• [EXERCISE INSTRUCTIONS] Count how many lines below contain the word "question", then give that number alone.
---- RECORDS FOR THE TASK
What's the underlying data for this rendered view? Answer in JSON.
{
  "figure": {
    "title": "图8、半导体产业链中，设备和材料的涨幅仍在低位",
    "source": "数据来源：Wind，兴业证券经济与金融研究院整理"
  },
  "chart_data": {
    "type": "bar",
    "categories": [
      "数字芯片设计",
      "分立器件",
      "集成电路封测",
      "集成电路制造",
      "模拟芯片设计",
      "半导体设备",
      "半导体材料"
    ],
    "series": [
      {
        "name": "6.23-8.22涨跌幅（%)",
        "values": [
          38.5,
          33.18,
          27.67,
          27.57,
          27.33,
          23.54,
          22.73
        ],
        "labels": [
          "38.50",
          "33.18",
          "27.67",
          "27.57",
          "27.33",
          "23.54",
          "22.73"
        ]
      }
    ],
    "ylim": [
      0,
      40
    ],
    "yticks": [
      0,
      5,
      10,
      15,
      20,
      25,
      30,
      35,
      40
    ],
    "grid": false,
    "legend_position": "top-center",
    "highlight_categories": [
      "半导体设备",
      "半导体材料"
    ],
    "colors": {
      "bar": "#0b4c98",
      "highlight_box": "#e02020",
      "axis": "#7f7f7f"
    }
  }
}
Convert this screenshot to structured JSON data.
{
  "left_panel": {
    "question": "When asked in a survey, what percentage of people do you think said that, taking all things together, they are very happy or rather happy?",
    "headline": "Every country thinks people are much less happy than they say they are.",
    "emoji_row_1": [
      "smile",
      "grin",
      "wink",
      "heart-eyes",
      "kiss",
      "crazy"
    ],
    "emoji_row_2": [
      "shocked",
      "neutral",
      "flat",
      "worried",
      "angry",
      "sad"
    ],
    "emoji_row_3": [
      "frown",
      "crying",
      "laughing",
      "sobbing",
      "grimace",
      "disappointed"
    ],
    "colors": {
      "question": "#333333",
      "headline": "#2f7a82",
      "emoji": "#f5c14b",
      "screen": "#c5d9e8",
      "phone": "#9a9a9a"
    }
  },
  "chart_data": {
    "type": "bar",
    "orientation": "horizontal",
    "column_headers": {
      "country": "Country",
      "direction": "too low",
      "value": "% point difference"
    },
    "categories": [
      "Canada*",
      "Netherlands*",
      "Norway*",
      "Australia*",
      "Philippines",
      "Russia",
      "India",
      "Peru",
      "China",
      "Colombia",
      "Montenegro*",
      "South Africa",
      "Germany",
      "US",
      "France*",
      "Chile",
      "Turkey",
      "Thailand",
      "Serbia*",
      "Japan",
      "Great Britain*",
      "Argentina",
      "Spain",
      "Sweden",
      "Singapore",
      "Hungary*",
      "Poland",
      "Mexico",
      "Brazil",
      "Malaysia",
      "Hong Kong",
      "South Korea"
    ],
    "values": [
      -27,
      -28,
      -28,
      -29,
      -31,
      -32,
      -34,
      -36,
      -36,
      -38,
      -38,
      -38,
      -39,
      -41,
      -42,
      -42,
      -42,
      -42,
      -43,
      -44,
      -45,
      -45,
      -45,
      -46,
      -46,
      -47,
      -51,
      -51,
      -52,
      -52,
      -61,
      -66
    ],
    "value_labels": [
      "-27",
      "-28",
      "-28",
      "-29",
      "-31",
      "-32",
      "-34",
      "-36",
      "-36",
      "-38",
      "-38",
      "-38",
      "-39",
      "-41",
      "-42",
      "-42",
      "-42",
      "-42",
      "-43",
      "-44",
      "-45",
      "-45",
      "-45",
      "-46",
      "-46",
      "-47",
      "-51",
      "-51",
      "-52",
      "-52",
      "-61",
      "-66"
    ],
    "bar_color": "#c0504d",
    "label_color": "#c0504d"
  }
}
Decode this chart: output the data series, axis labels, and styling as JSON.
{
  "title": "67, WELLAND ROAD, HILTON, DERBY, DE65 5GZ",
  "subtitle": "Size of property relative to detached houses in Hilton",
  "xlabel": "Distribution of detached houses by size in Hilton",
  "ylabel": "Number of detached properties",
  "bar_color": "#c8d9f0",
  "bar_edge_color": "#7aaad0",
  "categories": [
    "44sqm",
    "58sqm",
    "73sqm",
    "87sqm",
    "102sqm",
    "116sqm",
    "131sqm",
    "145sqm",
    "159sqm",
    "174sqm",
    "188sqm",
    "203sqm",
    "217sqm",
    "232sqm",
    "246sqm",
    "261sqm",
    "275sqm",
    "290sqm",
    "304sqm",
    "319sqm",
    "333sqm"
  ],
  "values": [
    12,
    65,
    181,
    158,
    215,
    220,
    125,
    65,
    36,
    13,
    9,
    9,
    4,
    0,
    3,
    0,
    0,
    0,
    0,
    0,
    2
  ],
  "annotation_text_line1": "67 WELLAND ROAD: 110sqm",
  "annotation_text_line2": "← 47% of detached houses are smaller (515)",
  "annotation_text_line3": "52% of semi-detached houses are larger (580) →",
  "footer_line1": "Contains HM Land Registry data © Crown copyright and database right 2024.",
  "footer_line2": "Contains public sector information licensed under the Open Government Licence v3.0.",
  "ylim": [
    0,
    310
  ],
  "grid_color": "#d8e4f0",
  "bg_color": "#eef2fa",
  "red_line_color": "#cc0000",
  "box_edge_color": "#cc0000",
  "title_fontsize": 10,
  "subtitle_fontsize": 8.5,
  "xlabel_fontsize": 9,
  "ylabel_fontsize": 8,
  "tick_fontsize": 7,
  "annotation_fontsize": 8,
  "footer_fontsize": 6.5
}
--------
• [TASK RESPONSE] 2